━━ Record excerpts
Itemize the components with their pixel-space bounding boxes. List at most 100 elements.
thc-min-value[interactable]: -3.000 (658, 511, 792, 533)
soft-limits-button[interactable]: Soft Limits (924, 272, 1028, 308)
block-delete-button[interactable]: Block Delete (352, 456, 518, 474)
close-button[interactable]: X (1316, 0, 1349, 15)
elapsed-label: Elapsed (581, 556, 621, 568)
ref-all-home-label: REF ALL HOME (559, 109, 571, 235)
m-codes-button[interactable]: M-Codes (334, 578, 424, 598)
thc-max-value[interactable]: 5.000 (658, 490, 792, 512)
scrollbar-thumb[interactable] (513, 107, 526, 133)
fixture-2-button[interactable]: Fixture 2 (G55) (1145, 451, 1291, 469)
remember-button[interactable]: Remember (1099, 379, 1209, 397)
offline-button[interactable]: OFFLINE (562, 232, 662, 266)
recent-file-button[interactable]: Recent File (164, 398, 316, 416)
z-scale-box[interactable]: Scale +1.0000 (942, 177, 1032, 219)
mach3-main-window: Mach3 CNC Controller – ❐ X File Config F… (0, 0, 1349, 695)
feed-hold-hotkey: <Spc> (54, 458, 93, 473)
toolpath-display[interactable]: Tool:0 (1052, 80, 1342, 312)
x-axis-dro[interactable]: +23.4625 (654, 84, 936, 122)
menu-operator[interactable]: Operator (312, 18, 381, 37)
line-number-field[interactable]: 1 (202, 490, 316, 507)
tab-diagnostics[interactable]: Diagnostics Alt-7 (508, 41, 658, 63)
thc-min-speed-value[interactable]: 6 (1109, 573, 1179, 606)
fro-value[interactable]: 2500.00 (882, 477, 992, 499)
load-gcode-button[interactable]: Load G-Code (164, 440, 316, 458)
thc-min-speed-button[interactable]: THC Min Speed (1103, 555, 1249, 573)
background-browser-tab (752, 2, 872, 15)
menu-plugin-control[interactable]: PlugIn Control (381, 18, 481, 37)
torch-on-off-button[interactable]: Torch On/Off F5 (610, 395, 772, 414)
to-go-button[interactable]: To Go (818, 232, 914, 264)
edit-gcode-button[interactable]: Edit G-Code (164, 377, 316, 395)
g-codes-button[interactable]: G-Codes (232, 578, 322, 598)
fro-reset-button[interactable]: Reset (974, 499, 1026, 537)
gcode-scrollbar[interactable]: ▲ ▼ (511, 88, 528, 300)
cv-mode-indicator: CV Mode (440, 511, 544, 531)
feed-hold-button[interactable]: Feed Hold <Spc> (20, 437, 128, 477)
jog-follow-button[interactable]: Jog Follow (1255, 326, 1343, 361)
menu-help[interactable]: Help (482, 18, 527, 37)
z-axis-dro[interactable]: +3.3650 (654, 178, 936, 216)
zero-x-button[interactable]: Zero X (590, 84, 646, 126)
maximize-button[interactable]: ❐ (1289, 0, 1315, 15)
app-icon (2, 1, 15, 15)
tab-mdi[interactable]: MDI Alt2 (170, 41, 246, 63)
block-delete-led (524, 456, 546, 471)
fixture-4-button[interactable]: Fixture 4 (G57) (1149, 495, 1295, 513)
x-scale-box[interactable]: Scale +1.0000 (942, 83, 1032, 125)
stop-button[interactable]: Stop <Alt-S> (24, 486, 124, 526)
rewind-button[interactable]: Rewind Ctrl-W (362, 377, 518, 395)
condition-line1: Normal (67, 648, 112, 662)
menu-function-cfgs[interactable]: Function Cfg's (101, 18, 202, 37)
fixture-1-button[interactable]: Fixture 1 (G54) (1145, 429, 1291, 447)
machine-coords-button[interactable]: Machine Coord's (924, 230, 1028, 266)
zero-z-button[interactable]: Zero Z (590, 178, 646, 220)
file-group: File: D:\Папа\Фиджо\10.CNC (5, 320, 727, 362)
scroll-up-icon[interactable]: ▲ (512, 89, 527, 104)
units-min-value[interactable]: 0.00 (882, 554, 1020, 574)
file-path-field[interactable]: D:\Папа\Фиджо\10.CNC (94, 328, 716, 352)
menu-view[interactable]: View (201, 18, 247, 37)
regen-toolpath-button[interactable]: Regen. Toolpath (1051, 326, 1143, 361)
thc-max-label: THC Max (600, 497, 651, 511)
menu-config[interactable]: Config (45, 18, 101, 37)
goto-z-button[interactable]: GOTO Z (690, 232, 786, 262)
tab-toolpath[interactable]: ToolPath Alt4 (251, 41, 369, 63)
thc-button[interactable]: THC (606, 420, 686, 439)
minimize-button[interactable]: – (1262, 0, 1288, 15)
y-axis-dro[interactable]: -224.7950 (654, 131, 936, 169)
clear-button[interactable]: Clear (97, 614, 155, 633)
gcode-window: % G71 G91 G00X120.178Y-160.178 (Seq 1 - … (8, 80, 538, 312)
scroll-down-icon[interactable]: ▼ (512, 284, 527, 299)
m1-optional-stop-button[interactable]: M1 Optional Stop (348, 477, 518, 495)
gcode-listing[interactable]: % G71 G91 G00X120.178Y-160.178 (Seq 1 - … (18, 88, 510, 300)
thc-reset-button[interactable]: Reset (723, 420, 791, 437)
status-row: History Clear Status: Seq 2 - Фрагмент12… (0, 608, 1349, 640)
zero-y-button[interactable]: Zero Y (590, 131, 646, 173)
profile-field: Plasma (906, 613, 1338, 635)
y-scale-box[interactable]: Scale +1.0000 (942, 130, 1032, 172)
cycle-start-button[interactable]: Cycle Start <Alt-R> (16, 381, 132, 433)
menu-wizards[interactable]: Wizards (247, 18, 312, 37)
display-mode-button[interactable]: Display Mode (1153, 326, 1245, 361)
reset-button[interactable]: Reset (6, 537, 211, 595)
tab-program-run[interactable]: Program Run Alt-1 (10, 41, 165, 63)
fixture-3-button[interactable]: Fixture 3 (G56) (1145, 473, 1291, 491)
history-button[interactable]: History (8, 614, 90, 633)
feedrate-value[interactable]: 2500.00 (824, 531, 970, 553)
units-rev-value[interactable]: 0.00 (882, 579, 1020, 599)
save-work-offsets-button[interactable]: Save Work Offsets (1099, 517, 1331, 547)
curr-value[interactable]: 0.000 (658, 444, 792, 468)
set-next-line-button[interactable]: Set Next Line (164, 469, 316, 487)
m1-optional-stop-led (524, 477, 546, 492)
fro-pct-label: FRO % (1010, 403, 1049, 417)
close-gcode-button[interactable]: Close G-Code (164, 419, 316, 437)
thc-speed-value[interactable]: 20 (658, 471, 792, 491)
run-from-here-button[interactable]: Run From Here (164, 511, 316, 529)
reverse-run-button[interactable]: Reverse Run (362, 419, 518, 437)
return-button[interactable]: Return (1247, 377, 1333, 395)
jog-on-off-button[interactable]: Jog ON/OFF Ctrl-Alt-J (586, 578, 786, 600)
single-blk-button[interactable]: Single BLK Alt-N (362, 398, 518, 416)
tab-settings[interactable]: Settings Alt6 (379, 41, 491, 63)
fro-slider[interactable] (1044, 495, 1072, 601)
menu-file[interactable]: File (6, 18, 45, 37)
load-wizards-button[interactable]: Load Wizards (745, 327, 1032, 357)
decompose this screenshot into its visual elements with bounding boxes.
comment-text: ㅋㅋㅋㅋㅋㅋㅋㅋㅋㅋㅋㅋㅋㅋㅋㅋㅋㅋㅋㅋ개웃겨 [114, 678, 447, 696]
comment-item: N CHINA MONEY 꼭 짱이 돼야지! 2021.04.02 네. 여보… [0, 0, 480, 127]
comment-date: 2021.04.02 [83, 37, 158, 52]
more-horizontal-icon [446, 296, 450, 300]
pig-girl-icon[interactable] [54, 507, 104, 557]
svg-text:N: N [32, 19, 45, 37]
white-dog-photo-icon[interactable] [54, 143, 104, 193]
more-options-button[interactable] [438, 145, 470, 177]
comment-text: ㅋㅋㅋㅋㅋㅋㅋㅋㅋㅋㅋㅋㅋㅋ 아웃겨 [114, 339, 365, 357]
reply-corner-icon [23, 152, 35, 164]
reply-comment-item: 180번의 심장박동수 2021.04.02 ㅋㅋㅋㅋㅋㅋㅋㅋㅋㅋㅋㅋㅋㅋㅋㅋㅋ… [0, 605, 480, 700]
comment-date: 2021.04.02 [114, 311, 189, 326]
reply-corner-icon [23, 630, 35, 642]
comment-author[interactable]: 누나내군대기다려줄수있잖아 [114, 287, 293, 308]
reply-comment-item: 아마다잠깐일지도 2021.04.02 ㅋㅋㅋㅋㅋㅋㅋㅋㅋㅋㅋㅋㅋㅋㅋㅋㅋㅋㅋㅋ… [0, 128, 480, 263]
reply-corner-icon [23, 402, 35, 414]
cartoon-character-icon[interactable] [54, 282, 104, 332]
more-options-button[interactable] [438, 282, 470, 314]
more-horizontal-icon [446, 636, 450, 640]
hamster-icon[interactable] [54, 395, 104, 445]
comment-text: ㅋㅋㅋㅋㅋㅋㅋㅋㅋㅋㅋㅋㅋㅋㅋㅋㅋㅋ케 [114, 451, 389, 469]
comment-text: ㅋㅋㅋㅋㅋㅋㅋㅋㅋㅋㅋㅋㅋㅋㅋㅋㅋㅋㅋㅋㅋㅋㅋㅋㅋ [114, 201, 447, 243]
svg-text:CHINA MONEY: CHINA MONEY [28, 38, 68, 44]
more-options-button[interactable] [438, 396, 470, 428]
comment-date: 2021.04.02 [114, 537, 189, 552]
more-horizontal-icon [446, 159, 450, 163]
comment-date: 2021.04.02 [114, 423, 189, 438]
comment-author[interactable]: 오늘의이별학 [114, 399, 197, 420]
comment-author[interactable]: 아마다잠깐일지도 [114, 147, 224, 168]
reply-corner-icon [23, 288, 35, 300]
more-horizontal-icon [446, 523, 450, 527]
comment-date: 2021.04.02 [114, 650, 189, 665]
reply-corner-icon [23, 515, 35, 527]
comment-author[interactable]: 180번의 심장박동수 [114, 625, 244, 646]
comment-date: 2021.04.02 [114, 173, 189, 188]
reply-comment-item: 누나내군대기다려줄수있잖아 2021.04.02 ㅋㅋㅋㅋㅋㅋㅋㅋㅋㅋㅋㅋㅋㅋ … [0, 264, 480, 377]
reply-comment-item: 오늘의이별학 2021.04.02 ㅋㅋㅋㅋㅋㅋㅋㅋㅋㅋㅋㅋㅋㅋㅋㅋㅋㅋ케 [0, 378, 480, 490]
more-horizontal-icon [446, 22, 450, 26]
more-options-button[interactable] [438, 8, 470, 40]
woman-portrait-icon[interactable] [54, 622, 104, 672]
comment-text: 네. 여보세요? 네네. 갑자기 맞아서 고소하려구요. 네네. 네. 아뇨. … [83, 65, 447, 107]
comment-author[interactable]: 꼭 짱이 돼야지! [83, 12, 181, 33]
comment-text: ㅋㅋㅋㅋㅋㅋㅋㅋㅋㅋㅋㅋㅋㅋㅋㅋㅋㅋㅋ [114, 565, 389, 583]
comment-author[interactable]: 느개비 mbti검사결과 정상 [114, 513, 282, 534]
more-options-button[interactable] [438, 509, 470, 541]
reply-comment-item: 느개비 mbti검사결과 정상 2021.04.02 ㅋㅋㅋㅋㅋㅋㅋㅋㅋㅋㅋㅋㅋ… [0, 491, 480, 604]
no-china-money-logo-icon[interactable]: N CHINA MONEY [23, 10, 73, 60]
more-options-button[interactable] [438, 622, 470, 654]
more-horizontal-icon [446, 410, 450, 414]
━━━━
Copy the entries word for word, from their first line up to and including the line containing "jog-follow-button[interactable]: Jog Follow".

### Result for this task
Itemize the components with their pixel-space bounding boxes. List at most 100 elements.
thc-min-value[interactable]: -3.000 (658, 511, 792, 533)
soft-limits-button[interactable]: Soft Limits (924, 272, 1028, 308)
block-delete-button[interactable]: Block Delete (352, 456, 518, 474)
close-button[interactable]: X (1316, 0, 1349, 15)
elapsed-label: Elapsed (581, 556, 621, 568)
ref-all-home-label: REF ALL HOME (559, 109, 571, 235)
m-codes-button[interactable]: M-Codes (334, 578, 424, 598)
thc-max-value[interactable]: 5.000 (658, 490, 792, 512)
scrollbar-thumb[interactable] (513, 107, 526, 133)
fixture-2-button[interactable]: Fixture 2 (G55) (1145, 451, 1291, 469)
remember-button[interactable]: Remember (1099, 379, 1209, 397)
offline-button[interactable]: OFFLINE (562, 232, 662, 266)
recent-file-button[interactable]: Recent File (164, 398, 316, 416)
z-scale-box[interactable]: Scale +1.0000 (942, 177, 1032, 219)
mach3-main-window: Mach3 CNC Controller – ❐ X File Config F… (0, 0, 1349, 695)
feed-hold-hotkey: <Spc> (54, 458, 93, 473)
toolpath-display[interactable]: Tool:0 (1052, 80, 1342, 312)
x-axis-dro[interactable]: +23.4625 (654, 84, 936, 122)
menu-operator[interactable]: Operator (312, 18, 381, 37)
line-number-field[interactable]: 1 (202, 490, 316, 507)
tab-diagnostics[interactable]: Diagnostics Alt-7 (508, 41, 658, 63)
thc-min-speed-value[interactable]: 6 (1109, 573, 1179, 606)
fro-value[interactable]: 2500.00 (882, 477, 992, 499)
load-gcode-button[interactable]: Load G-Code (164, 440, 316, 458)
thc-min-speed-button[interactable]: THC Min Speed (1103, 555, 1249, 573)
background-browser-tab (752, 2, 872, 15)
menu-plugin-control[interactable]: PlugIn Control (381, 18, 481, 37)
torch-on-off-button[interactable]: Torch On/Off F5 (610, 395, 772, 414)
to-go-button[interactable]: To Go (818, 232, 914, 264)
edit-gcode-button[interactable]: Edit G-Code (164, 377, 316, 395)
g-codes-button[interactable]: G-Codes (232, 578, 322, 598)
fro-reset-button[interactable]: Reset (974, 499, 1026, 537)
gcode-scrollbar[interactable]: ▲ ▼ (511, 88, 528, 300)
cv-mode-indicator: CV Mode (440, 511, 544, 531)
feed-hold-button[interactable]: Feed Hold <Spc> (20, 437, 128, 477)
jog-follow-button[interactable]: Jog Follow (1255, 326, 1343, 361)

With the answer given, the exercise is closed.